Dataset entries
>> start

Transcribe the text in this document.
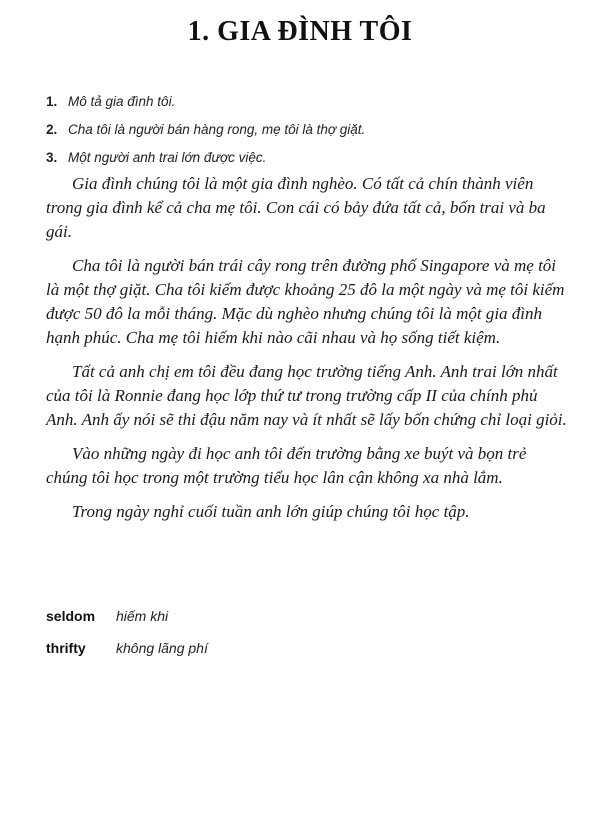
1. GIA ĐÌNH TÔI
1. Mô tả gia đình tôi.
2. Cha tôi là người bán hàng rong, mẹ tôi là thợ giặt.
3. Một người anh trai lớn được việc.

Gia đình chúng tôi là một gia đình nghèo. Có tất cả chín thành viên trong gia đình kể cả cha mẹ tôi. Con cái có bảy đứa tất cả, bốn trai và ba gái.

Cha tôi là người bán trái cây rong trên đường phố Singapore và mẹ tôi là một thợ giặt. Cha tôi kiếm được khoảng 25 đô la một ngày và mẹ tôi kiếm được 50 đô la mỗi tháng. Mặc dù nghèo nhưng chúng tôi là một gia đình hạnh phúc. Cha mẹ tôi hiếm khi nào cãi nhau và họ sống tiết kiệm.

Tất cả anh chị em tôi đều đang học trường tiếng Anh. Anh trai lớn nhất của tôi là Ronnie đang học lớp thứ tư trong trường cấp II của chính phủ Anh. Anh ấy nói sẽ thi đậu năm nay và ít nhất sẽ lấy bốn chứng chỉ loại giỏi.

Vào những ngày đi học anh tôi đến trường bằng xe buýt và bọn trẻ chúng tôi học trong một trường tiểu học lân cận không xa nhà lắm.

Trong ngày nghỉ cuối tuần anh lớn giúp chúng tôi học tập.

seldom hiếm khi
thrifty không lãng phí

>> end

Output the entries above exactly, without their pictures.

Exercise result:
Transcribe the text in this document.
1. GIA ĐÌNH TÔI
1. Mô tả gia đình tôi.
2. Cha tôi là người bán hàng rong, mẹ tôi là thợ giặt.
3. Một người anh trai lớn được việc.

Gia đình chúng tôi là một gia đình nghèo. Có tất cả chín thành viên trong gia đình kể cả cha mẹ tôi. Con cái có bảy đứa tất cả, bốn trai và ba gái.

Cha tôi là người bán trái cây rong trên đường phố Singapore và mẹ tôi là một thợ giặt. Cha tôi kiếm được khoảng 25 đô la một ngày và mẹ tôi kiếm được 50 đô la mỗi tháng. Mặc dù nghèo nhưng chúng tôi là một gia đình hạnh phúc. Cha mẹ tôi hiếm khi nào cãi nhau và họ sống tiết kiệm.

Tất cả anh chị em tôi đều đang học trường tiếng Anh. Anh trai lớn nhất của tôi là Ronnie đang học lớp thứ tư trong trường cấp II của chính phủ Anh. Anh ấy nói sẽ thi đậu năm nay và ít nhất sẽ lấy bốn chứng chỉ loại giỏi.

Vào những ngày đi học anh tôi đến trường bằng xe buýt và bọn trẻ chúng tôi học trong một trường tiểu học lân cận không xa nhà lắm.

Trong ngày nghỉ cuối tuần anh lớn giúp chúng tôi học tập.

seldom hiếm khi
thrifty không lãng phí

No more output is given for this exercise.